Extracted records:
* * *
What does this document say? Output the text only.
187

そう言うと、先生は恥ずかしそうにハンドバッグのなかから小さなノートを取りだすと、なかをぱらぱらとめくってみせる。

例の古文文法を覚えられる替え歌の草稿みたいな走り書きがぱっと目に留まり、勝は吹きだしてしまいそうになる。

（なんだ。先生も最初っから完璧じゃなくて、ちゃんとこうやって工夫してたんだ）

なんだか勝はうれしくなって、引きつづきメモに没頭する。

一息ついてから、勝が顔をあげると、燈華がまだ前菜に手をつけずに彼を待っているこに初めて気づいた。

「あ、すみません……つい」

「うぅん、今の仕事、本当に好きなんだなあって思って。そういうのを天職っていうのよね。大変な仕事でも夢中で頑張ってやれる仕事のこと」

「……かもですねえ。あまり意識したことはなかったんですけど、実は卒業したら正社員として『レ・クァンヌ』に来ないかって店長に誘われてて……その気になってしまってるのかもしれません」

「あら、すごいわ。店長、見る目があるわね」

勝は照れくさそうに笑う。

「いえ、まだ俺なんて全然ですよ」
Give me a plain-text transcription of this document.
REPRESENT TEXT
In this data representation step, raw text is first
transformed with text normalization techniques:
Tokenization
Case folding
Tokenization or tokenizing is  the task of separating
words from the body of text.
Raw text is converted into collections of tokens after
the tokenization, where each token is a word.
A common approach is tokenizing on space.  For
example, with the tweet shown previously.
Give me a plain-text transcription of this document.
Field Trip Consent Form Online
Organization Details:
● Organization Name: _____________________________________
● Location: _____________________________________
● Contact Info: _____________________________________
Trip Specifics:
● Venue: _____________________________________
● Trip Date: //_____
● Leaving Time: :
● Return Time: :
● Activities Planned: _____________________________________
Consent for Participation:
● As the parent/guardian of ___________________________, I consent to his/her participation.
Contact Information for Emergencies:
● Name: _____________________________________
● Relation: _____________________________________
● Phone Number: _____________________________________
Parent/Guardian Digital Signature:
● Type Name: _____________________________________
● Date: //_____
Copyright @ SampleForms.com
* * *
WRITTEN PROBLEM> Copy out every entry again, exactly as it was given.

ANSWER IN FULL>
What does this document say? Output the text only.
187

そう言うと、先生は恥ずかしそうにハンドバッグのなかから小さなノートを取りだすと、なかをぱらぱらとめくってみせる。

例の古文文法を覚えられる替え歌の草稿みたいな走り書きがぱっと目に留まり、勝は吹きだしてしまいそうになる。

（なんだ。先生も最初っから完璧じゃなくて、ちゃんとこうやって工夫してたんだ）

なんだか勝はうれしくなって、引きつづきメモに没頭する。

一息ついてから、勝が顔をあげると、燈華がまだ前菜に手をつけずに彼を待っているこに初めて気づいた。

「あ、すみません……つい」

「うぅん、今の仕事、本当に好きなんだなあって思って。そういうのを天職っていうのよね。大変な仕事でも夢中で頑張ってやれる仕事のこと」

「……かもですねえ。あまり意識したことはなかったんですけど、実は卒業したら正社員として『レ・クァンヌ』に来ないかって店長に誘われてて……その気になってしまってるのかもしれません」

「あら、すごいわ。店長、見る目があるわね」

勝は照れくさそうに笑う。

「いえ、まだ俺なんて全然ですよ」
Give me a plain-text transcription of this document.
REPRESENT TEXT
In this data representation step, raw text is first
transformed with text normalization techniques:
Tokenization
Case folding
Tokenization or tokenizing is  the task of separating
words from the body of text.
Raw text is converted into collections of tokens after
the tokenization, where each token is a word.
A common approach is tokenizing on space.  For
example, with the tweet shown previously.
Give me a plain-text transcription of this document.
Field Trip Consent Form Online
Organization Details:
● Organization Name: _____________________________________
● Location: _____________________________________
● Contact Info: _____________________________________
Trip Specifics:
● Venue: _____________________________________
● Trip Date: //_____
● Leaving Time: :
● Return Time: :
● Activities Planned: _____________________________________
Consent for Participation:
● As the parent/guardian of ___________________________, I consent to his/her participation.
Contact Information for Emergencies:
● Name: _____________________________________
● Relation: _____________________________________
● Phone Number: _____________________________________
Parent/Guardian Digital Signature:
● Type Name: _____________________________________
● Date: //_____
Copyright @ SampleForms.com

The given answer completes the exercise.